__SHORT PROBLEM__
Write the material out again exactly.

__DATA LISTING__
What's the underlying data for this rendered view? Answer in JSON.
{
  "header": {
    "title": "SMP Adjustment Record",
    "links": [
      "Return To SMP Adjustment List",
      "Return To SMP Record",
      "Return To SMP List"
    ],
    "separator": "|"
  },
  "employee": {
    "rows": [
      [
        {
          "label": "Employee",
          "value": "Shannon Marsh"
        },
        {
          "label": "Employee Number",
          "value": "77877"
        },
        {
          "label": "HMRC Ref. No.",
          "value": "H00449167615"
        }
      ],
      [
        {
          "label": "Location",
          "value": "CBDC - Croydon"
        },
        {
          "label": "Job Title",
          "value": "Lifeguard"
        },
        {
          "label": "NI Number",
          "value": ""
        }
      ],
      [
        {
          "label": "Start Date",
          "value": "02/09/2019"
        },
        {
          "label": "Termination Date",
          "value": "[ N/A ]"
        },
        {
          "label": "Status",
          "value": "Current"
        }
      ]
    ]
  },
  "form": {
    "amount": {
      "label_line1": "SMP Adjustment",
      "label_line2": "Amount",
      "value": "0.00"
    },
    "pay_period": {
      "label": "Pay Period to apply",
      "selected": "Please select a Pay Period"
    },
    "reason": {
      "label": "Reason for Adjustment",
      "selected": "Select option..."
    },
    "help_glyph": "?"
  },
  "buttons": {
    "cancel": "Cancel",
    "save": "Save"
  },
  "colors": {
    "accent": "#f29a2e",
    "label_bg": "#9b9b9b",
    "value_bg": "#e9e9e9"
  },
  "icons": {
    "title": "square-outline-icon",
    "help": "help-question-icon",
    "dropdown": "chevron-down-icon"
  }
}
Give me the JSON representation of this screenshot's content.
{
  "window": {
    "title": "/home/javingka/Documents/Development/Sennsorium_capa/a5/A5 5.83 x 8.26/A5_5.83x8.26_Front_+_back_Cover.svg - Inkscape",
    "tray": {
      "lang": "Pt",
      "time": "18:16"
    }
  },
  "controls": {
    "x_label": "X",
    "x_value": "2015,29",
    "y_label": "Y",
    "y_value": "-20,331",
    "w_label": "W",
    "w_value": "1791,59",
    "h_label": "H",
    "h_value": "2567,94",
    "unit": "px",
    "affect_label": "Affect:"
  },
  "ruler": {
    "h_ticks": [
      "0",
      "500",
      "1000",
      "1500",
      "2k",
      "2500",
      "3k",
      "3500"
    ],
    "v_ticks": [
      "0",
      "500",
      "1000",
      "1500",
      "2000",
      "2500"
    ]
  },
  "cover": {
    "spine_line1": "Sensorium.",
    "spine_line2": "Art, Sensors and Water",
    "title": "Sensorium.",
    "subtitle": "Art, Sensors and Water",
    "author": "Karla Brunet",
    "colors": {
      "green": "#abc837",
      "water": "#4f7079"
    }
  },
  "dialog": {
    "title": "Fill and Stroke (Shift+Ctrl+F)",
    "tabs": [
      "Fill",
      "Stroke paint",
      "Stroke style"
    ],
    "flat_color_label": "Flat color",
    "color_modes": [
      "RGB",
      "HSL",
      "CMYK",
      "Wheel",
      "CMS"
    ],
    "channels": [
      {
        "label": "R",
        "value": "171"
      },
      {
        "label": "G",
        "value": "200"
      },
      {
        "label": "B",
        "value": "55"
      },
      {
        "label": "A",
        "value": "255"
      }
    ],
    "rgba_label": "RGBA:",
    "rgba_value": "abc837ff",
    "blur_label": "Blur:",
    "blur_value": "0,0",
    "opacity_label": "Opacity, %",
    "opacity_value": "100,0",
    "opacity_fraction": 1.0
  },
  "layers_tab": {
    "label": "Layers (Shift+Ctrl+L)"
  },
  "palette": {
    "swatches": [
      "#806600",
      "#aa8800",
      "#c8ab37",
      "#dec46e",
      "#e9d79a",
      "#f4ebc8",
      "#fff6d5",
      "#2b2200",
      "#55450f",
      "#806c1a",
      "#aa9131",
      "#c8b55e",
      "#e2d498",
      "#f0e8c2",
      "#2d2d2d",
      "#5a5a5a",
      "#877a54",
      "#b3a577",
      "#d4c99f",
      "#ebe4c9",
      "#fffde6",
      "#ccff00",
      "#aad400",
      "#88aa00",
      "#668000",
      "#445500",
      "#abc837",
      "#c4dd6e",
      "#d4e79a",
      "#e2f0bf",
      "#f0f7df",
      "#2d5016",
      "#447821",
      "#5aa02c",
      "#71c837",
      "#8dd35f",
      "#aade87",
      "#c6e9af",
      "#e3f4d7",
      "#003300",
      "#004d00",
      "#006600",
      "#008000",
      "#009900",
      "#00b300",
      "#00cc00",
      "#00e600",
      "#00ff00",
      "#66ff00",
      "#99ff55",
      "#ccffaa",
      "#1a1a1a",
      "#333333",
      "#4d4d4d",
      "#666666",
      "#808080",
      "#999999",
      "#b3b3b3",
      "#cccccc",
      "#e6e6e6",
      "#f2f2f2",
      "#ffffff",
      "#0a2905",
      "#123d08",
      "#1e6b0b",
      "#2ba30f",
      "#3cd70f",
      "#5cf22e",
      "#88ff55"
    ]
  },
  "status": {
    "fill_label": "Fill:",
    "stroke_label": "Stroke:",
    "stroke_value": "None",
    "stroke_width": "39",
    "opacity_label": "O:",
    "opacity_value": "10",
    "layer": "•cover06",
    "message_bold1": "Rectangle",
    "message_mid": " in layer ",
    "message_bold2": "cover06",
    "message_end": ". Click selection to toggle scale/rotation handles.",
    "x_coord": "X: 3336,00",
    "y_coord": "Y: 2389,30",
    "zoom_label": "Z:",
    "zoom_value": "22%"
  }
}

__TASK OUTPUT__
What's the underlying data for this rendered view? Answer in JSON.
{
  "header": {
    "title": "SMP Adjustment Record",
    "links": [
      "Return To SMP Adjustment List",
      "Return To SMP Record",
      "Return To SMP List"
    ],
    "separator": "|"
  },
  "employee": {
    "rows": [
      [
        {
          "label": "Employee",
          "value": "Shannon Marsh"
        },
        {
          "label": "Employee Number",
          "value": "77877"
        },
        {
          "label": "HMRC Ref. No.",
          "value": "H00449167615"
        }
      ],
      [
        {
          "label": "Location",
          "value": "CBDC - Croydon"
        },
        {
          "label": "Job Title",
          "value": "Lifeguard"
        },
        {
          "label": "NI Number",
          "value": ""
        }
      ],
      [
        {
          "label": "Start Date",
          "value": "02/09/2019"
        },
        {
          "label": "Termination Date",
          "value": "[ N/A ]"
        },
        {
          "label": "Status",
          "value": "Current"
        }
      ]
    ]
  },
  "form": {
    "amount": {
      "label_line1": "SMP Adjustment",
      "label_line2": "Amount",
      "value": "0.00"
    },
    "pay_period": {
      "label": "Pay Period to apply",
      "selected": "Please select a Pay Period"
    },
    "reason": {
      "label": "Reason for Adjustment",
      "selected": "Select option..."
    },
    "help_glyph": "?"
  },
  "buttons": {
    "cancel": "Cancel",
    "save": "Save"
  },
  "colors": {
    "accent": "#f29a2e",
    "label_bg": "#9b9b9b",
    "value_bg": "#e9e9e9"
  },
  "icons": {
    "title": "square-outline-icon",
    "help": "help-question-icon",
    "dropdown": "chevron-down-icon"
  }
}
Give me the JSON representation of this screenshot's content.
{
  "window": {
    "title": "/home/javingka/Documents/Development/Sennsorium_capa/a5/A5 5.83 x 8.26/A5_5.83x8.26_Front_+_back_Cover.svg - Inkscape",
    "tray": {
      "lang": "Pt",
      "time": "18:16"
    }
  },
  "controls": {
    "x_label": "X",
    "x_value": "2015,29",
    "y_label": "Y",
    "y_value": "-20,331",
    "w_label": "W",
    "w_value": "1791,59",
    "h_label": "H",
    "h_value": "2567,94",
    "unit": "px",
    "affect_label": "Affect:"
  },
  "ruler": {
    "h_ticks": [
      "0",
      "500",
      "1000",
      "1500",
      "2k",
      "2500",
      "3k",
      "3500"
    ],
    "v_ticks": [
      "0",
      "500",
      "1000",
      "1500",
      "2000",
      "2500"
    ]
  },
  "cover": {
    "spine_line1": "Sensorium.",
    "spine_line2": "Art, Sensors and Water",
    "title": "Sensorium.",
    "subtitle": "Art, Sensors and Water",
    "author": "Karla Brunet",
    "colors": {
      "green": "#abc837",
      "water": "#4f7079"
    }
  },
  "dialog": {
    "title": "Fill and Stroke (Shift+Ctrl+F)",
    "tabs": [
      "Fill",
      "Stroke paint",
      "Stroke style"
    ],
    "flat_color_label": "Flat color",
    "color_modes": [
      "RGB",
      "HSL",
      "CMYK",
      "Wheel",
      "CMS"
    ],
    "channels": [
      {
        "label": "R",
        "value": "171"
      },
      {
        "label": "G",
        "value": "200"
      },
      {
        "label": "B",
        "value": "55"
      },
      {
        "label": "A",
        "value": "255"
      }
    ],
    "rgba_label": "RGBA:",
    "rgba_value": "abc837ff",
    "blur_label": "Blur:",
    "blur_value": "0,0",
    "opacity_label": "Opacity, %",
    "opacity_value": "100,0",
    "opacity_fraction": 1.0
  },
  "layers_tab": {
    "label": "Layers (Shift+Ctrl+L)"
  },
  "palette": {
    "swatches": [
      "#806600",
      "#aa8800",
      "#c8ab37",
      "#dec46e",
      "#e9d79a",
      "#f4ebc8",
      "#fff6d5",
      "#2b2200",
      "#55450f",
      "#806c1a",
      "#aa9131",
      "#c8b55e",
      "#e2d498",
      "#f0e8c2",
      "#2d2d2d",
      "#5a5a5a",
      "#877a54",
      "#b3a577",
      "#d4c99f",
      "#ebe4c9",
      "#fffde6",
      "#ccff00",
      "#aad400",
      "#88aa00",
      "#668000",
      "#445500",
      "#abc837",
      "#c4dd6e",
      "#d4e79a",
      "#e2f0bf",
      "#f0f7df",
      "#2d5016",
      "#447821",
      "#5aa02c",
      "#71c837",
      "#8dd35f",
      "#aade87",
      "#c6e9af",
      "#e3f4d7",
      "#003300",
      "#004d00",
      "#006600",
      "#008000",
      "#009900",
      "#00b300",
      "#00cc00",
      "#00e600",
      "#00ff00",
      "#66ff00",
      "#99ff55",
      "#ccffaa",
      "#1a1a1a",
      "#333333",
      "#4d4d4d",
      "#666666",
      "#808080",
      "#999999",
      "#b3b3b3",
      "#cccccc",
      "#e6e6e6",
      "#f2f2f2",
      "#ffffff",
      "#0a2905",
      "#123d08",
      "#1e6b0b",
      "#2ba30f",
      "#3cd70f",
      "#5cf22e",
      "#88ff55"
    ]
  },
  "status": {
    "fill_label": "Fill:",
    "stroke_label": "Stroke:",
    "stroke_value": "None",
    "stroke_width": "39",
    "opacity_label": "O:",
    "opacity_value": "10",
    "layer": "•cover06",
    "message_bold1": "Rectangle",
    "message_mid": " in layer ",
    "message_bold2": "cover06",
    "message_end": ". Click selection to toggle scale/rotation handles.",
    "x_coord": "X: 3336,00",
    "y_coord": "Y: 2389,30",
    "zoom_label": "Z:",
    "zoom_value": "22%"
  }
}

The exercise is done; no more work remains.